# DATA TO PROCESS:

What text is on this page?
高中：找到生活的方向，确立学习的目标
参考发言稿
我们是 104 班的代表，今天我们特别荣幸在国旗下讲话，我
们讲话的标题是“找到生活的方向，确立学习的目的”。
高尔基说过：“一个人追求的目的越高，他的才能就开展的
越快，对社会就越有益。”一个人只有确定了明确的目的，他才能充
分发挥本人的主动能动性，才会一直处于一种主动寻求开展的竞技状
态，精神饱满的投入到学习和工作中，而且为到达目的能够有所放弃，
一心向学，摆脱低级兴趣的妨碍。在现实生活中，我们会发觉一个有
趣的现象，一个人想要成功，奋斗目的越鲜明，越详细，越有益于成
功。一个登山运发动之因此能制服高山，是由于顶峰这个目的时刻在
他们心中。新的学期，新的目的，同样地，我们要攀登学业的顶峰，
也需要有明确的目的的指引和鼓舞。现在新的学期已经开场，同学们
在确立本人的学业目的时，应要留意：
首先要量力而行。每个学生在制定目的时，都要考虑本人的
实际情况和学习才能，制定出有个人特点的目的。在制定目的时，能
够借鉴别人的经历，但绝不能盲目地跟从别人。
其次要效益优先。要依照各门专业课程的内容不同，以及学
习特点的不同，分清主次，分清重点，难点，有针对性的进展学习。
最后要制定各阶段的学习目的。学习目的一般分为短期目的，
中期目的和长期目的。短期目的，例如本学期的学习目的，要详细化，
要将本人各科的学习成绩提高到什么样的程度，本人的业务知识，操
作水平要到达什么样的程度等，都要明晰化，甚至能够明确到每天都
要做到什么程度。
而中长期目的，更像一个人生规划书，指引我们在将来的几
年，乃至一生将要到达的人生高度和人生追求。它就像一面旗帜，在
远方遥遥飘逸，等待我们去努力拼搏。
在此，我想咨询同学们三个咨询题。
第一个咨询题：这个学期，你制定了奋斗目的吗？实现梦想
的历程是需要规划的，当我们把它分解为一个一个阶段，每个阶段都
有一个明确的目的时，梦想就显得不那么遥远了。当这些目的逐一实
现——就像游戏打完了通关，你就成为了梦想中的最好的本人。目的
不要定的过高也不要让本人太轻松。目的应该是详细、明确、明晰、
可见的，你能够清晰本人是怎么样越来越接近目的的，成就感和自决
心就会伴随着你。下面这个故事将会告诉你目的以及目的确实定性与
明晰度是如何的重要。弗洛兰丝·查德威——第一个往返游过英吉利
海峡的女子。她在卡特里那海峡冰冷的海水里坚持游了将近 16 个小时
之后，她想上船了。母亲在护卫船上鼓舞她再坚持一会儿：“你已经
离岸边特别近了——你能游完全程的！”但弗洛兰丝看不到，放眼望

# WHAT THE TASK REQUIRES:
Retype the whole listing, matching it exactly.

# TASK SOLUTION:
What text is on this page?
高中：找到生活的方向，确立学习的目标
参考发言稿
我们是 104 班的代表，今天我们特别荣幸在国旗下讲话，我
们讲话的标题是“找到生活的方向，确立学习的目的”。
高尔基说过：“一个人追求的目的越高，他的才能就开展的
越快，对社会就越有益。”一个人只有确定了明确的目的，他才能充
分发挥本人的主动能动性，才会一直处于一种主动寻求开展的竞技状
态，精神饱满的投入到学习和工作中，而且为到达目的能够有所放弃，
一心向学，摆脱低级兴趣的妨碍。在现实生活中，我们会发觉一个有
趣的现象，一个人想要成功，奋斗目的越鲜明，越详细，越有益于成
功。一个登山运发动之因此能制服高山，是由于顶峰这个目的时刻在
他们心中。新的学期，新的目的，同样地，我们要攀登学业的顶峰，
也需要有明确的目的的指引和鼓舞。现在新的学期已经开场，同学们
在确立本人的学业目的时，应要留意：
首先要量力而行。每个学生在制定目的时，都要考虑本人的
实际情况和学习才能，制定出有个人特点的目的。在制定目的时，能
够借鉴别人的经历，但绝不能盲目地跟从别人。
其次要效益优先。要依照各门专业课程的内容不同，以及学
习特点的不同，分清主次，分清重点，难点，有针对性的进展学习。
最后要制定各阶段的学习目的。学习目的一般分为短期目的，
中期目的和长期目的。短期目的，例如本学期的学习目的，要详细化，
要将本人各科的学习成绩提高到什么样的程度，本人的业务知识，操
作水平要到达什么样的程度等，都要明晰化，甚至能够明确到每天都
要做到什么程度。
而中长期目的，更像一个人生规划书，指引我们在将来的几
年，乃至一生将要到达的人生高度和人生追求。它就像一面旗帜，在
远方遥遥飘逸，等待我们去努力拼搏。
在此，我想咨询同学们三个咨询题。
第一个咨询题：这个学期，你制定了奋斗目的吗？实现梦想
的历程是需要规划的，当我们把它分解为一个一个阶段，每个阶段都
有一个明确的目的时，梦想就显得不那么遥远了。当这些目的逐一实
现——就像游戏打完了通关，你就成为了梦想中的最好的本人。目的
不要定的过高也不要让本人太轻松。目的应该是详细、明确、明晰、
可见的，你能够清晰本人是怎么样越来越接近目的的，成就感和自决
心就会伴随着你。下面这个故事将会告诉你目的以及目的确实定性与
明晰度是如何的重要。弗洛兰丝·查德威——第一个往返游过英吉利
海峡的女子。她在卡特里那海峡冰冷的海水里坚持游了将近 16 个小时
之后，她想上船了。母亲在护卫船上鼓舞她再坚持一会儿：“你已经
离岸边特别近了——你能游完全程的！”但弗洛兰丝看不到，放眼望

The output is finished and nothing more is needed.